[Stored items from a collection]
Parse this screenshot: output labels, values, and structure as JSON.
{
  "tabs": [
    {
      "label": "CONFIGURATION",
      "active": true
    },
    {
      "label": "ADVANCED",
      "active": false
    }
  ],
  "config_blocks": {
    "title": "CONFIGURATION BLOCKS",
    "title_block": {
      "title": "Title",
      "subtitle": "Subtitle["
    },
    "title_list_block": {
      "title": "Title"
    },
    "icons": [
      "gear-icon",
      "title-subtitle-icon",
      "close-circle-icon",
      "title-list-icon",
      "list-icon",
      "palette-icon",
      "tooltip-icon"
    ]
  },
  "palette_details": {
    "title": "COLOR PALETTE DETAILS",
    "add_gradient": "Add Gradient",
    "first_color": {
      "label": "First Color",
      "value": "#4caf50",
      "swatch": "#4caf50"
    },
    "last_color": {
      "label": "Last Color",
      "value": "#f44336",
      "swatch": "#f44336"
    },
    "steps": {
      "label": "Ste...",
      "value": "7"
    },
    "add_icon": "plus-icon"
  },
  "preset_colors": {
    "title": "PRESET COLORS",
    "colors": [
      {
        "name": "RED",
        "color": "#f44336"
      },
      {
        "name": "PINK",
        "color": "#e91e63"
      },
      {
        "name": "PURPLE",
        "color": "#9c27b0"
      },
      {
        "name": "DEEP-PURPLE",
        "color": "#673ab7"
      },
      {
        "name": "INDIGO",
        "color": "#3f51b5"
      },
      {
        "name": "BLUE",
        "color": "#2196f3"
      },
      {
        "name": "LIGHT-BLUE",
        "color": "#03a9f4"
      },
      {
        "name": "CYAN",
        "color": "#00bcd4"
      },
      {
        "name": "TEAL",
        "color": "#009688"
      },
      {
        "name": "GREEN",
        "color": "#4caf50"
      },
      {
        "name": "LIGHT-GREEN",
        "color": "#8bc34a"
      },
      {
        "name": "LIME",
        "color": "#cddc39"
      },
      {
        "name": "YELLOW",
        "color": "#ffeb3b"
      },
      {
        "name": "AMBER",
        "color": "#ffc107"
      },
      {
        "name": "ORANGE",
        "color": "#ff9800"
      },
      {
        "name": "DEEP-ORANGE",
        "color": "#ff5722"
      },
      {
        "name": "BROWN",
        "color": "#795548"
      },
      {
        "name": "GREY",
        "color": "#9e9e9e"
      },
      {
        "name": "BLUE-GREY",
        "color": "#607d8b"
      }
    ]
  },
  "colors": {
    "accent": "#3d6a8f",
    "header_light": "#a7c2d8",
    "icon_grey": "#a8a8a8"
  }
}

▸ **SHORT PROBLEM**
Filter out all lines lacking the word "CONFIGURATION" and copy the rest.

▸ **SOLUTION TO THE PROBLEM**
      "label": "CONFIGURATION",
    "title": "CONFIGURATION BLOCKS",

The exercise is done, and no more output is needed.